Stored records
^^^^^^^^
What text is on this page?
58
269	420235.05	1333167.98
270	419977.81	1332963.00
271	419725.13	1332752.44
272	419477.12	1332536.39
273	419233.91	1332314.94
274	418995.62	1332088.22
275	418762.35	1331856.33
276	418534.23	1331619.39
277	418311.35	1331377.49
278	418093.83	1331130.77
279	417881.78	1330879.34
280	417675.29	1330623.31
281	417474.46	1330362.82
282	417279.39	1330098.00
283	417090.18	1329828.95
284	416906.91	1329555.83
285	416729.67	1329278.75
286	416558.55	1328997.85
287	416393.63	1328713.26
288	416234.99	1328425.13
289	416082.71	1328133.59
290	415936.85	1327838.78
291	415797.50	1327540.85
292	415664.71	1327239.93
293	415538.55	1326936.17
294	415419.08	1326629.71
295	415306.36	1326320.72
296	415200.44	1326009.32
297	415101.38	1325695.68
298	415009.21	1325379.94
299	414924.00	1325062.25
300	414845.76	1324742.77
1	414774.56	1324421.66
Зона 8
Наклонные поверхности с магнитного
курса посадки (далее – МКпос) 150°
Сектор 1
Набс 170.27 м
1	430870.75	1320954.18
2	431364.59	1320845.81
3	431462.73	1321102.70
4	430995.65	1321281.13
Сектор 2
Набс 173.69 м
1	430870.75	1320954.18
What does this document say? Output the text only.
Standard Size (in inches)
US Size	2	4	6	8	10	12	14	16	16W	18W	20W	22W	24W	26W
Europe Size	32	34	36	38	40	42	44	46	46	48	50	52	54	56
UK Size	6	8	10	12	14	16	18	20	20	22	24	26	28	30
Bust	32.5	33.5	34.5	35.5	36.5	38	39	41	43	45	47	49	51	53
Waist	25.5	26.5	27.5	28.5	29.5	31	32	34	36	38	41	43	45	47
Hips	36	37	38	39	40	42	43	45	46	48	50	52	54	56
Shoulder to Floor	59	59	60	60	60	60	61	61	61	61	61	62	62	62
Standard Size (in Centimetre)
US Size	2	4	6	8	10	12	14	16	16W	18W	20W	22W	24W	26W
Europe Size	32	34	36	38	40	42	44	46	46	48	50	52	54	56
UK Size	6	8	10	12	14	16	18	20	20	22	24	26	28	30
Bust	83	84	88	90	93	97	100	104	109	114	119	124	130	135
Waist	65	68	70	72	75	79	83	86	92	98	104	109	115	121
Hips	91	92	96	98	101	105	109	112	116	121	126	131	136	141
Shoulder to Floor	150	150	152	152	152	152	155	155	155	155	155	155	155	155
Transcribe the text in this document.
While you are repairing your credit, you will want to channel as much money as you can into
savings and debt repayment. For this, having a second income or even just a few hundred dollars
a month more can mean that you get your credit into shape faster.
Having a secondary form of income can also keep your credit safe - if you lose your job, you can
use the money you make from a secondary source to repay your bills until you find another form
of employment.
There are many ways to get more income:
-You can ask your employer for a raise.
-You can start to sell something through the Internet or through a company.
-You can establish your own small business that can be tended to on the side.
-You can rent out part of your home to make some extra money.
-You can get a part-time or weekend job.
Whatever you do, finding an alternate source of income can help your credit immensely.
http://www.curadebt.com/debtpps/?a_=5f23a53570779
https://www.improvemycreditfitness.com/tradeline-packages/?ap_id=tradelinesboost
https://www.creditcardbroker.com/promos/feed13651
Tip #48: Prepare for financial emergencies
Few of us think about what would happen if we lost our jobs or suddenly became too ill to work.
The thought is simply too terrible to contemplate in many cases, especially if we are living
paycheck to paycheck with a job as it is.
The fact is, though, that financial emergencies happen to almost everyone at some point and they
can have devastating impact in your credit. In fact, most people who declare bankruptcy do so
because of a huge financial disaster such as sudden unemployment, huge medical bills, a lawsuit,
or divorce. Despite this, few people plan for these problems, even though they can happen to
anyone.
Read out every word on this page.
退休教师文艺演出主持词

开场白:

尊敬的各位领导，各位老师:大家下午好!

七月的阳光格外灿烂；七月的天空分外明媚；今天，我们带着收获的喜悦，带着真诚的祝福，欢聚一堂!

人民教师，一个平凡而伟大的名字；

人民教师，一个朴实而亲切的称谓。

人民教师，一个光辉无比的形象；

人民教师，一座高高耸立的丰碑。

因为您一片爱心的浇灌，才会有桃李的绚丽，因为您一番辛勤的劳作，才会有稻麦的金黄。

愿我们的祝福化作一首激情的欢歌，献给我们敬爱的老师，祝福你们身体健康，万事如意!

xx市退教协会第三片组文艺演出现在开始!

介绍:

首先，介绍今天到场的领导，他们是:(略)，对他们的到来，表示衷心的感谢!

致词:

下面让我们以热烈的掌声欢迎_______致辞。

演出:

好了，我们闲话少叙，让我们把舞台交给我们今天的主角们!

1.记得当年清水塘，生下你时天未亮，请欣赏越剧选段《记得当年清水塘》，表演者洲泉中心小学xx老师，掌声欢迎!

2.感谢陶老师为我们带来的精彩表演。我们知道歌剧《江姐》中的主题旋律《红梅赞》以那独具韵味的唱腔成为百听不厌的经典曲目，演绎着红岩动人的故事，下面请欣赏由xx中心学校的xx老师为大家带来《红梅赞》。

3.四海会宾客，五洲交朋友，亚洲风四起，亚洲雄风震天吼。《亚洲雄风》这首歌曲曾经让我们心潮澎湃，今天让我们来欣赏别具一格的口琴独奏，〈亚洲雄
^^^^^^^^
_GIVEN REQUEST:_ Count how many lines contain "money" and give only that count.

_OUTPUT FOR THIS EXERCISE:_ 3